**Request:**
Reply only with how many lines contain the word "kemungkinan".

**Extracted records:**
----------------

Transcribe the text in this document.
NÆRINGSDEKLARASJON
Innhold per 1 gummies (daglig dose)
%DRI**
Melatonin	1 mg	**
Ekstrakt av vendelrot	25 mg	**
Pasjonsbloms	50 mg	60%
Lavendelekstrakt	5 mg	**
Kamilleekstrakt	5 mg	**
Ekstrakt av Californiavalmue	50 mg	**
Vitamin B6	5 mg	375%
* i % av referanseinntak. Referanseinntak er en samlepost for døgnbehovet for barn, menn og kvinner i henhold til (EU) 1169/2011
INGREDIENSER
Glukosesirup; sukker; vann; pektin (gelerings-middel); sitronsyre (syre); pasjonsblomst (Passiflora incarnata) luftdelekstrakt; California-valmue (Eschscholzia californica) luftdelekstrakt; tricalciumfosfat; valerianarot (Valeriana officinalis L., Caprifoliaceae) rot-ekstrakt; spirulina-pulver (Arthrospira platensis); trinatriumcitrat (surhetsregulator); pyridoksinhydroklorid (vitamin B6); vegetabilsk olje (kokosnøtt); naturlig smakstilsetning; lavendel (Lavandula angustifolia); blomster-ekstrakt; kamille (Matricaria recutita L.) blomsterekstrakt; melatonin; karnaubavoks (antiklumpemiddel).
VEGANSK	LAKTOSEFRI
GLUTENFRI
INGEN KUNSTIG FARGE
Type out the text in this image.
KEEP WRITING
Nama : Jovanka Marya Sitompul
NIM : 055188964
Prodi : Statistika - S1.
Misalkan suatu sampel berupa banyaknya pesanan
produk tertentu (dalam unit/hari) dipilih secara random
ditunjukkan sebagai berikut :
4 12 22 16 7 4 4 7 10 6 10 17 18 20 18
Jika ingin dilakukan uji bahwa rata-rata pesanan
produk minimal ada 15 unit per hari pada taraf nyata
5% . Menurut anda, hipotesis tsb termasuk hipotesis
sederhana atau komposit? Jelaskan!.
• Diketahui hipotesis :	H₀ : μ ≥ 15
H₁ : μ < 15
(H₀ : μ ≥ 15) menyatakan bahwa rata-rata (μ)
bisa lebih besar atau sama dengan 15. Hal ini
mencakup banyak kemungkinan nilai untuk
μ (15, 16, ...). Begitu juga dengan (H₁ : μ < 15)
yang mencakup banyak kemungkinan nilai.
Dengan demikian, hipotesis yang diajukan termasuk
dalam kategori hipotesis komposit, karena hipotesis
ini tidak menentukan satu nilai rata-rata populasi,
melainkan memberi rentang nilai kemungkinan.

----------------

**The output:**
3